DIRECTIONS
Collect each line containing "domy".

Collection entries:
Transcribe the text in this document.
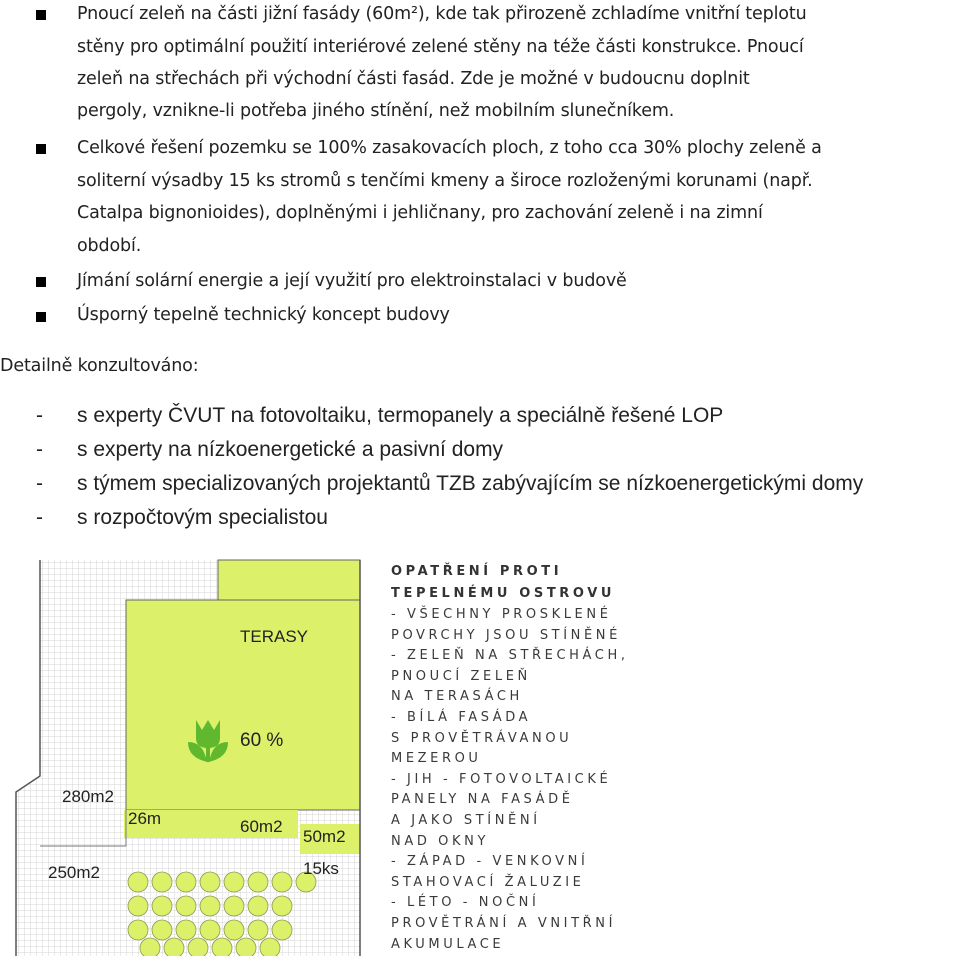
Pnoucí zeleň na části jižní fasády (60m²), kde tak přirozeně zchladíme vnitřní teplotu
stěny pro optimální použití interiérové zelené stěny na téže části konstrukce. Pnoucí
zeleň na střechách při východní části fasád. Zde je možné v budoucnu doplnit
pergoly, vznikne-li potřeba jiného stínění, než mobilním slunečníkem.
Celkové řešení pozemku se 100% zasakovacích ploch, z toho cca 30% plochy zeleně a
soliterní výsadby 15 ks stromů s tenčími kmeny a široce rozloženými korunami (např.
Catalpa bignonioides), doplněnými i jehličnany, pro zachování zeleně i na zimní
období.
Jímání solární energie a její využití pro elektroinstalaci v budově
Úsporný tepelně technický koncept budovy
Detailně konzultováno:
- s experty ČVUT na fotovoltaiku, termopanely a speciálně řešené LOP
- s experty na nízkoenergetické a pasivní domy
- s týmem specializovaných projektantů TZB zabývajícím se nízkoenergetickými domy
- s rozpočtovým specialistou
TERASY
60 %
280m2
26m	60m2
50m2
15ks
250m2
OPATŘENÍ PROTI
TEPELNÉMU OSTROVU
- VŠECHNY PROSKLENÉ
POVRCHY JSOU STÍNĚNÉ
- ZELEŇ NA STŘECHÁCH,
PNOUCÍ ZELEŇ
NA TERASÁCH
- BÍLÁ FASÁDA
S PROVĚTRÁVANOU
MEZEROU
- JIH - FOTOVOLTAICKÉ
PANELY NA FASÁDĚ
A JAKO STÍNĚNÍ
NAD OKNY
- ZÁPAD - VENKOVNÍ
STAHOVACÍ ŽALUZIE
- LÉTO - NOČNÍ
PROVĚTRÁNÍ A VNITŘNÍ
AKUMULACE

EXERCISE RESULT
- s experty na nízkoenergetické a pasivní domy
- s týmem specializovaných projektantů TZB zabývajícím se nízkoenergetickými domy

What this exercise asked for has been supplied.